Objective >> Find each line with the word "Статистика" and copy it.

Excerpted records >>
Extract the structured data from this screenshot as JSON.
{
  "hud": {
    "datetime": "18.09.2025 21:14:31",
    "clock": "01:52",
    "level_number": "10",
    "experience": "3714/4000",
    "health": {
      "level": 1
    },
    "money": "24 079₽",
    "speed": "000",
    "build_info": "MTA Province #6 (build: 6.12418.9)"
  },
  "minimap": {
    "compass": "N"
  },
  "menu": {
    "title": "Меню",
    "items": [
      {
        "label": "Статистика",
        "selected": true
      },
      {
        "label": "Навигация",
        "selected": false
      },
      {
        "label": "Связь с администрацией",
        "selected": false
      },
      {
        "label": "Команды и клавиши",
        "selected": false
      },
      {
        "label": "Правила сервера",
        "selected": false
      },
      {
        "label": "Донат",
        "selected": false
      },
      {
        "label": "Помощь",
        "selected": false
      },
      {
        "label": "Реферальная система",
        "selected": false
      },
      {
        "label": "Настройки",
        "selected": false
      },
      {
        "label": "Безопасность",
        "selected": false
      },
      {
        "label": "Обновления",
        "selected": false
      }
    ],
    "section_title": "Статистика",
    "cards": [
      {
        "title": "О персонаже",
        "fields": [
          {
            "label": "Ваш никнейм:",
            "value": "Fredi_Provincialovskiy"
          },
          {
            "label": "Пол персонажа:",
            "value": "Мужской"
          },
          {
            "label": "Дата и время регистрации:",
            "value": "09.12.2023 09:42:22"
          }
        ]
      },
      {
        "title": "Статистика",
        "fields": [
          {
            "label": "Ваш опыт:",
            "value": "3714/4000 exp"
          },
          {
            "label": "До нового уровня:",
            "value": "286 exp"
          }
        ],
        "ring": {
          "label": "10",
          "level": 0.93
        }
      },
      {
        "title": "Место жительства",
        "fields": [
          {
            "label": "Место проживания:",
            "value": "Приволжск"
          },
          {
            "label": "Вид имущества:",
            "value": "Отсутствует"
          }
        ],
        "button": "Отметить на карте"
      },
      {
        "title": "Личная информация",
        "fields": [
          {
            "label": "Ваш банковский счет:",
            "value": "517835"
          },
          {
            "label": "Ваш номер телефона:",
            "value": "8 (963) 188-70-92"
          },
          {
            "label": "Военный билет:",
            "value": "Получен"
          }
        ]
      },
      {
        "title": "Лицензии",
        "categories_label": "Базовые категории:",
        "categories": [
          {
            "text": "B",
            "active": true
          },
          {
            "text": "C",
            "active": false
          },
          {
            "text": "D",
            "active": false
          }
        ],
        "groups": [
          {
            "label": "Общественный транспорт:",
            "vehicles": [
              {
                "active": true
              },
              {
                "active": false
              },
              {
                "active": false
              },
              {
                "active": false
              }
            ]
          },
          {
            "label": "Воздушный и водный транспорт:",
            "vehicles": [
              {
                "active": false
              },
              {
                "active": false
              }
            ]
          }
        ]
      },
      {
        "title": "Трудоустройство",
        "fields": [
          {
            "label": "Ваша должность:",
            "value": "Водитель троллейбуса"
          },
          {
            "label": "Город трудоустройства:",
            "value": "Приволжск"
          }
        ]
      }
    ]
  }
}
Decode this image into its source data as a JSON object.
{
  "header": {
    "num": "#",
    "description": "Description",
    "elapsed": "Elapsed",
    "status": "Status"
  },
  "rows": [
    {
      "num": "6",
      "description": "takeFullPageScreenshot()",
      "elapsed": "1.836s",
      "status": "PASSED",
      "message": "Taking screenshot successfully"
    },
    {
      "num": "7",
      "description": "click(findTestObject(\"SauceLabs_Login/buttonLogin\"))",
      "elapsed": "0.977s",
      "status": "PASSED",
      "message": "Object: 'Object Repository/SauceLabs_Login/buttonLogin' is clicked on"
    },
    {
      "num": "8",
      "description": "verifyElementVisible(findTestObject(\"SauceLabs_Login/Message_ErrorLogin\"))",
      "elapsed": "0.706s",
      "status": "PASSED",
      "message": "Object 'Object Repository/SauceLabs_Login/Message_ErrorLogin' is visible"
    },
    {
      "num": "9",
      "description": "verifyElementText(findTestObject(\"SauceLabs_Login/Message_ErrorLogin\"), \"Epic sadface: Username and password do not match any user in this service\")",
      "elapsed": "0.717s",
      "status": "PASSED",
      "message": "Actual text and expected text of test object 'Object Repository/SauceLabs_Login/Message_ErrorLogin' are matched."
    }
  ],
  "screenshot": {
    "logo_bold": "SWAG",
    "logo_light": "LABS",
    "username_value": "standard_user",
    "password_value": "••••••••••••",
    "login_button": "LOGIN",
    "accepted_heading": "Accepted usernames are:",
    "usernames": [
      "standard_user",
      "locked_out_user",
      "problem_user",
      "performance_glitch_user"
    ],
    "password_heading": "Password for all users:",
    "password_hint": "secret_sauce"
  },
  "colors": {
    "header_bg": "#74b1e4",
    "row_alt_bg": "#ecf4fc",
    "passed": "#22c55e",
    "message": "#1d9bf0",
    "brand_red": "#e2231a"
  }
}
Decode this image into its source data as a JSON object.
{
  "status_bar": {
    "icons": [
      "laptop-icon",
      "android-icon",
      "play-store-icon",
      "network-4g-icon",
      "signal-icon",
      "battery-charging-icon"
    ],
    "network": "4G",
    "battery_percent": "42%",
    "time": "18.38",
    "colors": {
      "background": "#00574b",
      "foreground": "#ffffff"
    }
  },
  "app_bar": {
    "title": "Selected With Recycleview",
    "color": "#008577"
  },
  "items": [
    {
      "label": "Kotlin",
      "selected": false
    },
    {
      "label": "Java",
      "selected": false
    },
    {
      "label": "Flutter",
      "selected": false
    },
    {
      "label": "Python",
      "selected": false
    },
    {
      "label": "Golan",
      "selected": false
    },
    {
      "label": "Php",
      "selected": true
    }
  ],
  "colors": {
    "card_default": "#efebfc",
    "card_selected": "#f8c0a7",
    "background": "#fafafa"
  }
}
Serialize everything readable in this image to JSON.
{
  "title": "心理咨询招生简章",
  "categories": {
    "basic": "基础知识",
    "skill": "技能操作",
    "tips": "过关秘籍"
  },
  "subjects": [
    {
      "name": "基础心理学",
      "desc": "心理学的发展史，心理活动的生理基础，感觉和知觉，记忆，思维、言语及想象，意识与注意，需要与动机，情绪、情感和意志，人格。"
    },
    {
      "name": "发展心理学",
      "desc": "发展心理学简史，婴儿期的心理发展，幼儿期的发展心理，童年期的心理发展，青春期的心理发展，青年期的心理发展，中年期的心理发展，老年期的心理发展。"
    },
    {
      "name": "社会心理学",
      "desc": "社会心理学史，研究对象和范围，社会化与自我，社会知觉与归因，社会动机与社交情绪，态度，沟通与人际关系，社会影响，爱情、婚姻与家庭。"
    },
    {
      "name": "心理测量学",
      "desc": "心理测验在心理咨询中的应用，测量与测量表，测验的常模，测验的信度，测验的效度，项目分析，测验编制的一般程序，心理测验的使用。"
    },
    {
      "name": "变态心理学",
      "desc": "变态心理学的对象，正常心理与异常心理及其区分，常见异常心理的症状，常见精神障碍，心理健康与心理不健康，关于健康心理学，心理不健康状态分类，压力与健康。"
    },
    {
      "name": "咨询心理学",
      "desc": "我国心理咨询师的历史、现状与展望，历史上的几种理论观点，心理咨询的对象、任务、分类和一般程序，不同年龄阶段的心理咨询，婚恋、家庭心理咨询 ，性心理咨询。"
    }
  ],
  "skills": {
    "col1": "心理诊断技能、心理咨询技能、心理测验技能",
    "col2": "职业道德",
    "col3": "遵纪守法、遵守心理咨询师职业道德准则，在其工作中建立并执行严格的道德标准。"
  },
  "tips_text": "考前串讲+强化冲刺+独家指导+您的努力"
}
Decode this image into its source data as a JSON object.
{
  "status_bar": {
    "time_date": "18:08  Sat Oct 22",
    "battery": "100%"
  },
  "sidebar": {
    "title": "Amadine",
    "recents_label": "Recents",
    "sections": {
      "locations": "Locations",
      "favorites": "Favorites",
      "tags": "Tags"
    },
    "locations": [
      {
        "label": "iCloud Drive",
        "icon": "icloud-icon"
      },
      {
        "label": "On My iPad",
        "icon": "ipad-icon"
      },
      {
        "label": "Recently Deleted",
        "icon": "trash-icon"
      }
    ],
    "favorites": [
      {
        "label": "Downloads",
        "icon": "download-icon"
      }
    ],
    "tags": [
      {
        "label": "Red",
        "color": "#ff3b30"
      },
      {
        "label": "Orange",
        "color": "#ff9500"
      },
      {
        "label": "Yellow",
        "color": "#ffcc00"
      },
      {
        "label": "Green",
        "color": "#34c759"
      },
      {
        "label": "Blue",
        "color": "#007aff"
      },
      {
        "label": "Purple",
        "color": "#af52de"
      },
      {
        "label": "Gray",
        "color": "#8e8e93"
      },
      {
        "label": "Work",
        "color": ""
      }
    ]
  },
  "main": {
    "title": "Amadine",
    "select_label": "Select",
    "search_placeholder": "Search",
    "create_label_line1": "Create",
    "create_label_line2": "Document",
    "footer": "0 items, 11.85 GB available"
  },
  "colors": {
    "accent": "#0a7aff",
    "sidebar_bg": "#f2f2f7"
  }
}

Output for this exercise >>
        "label": "Статистика",
    "section_title": "Статистика",
        "title": "Статистика",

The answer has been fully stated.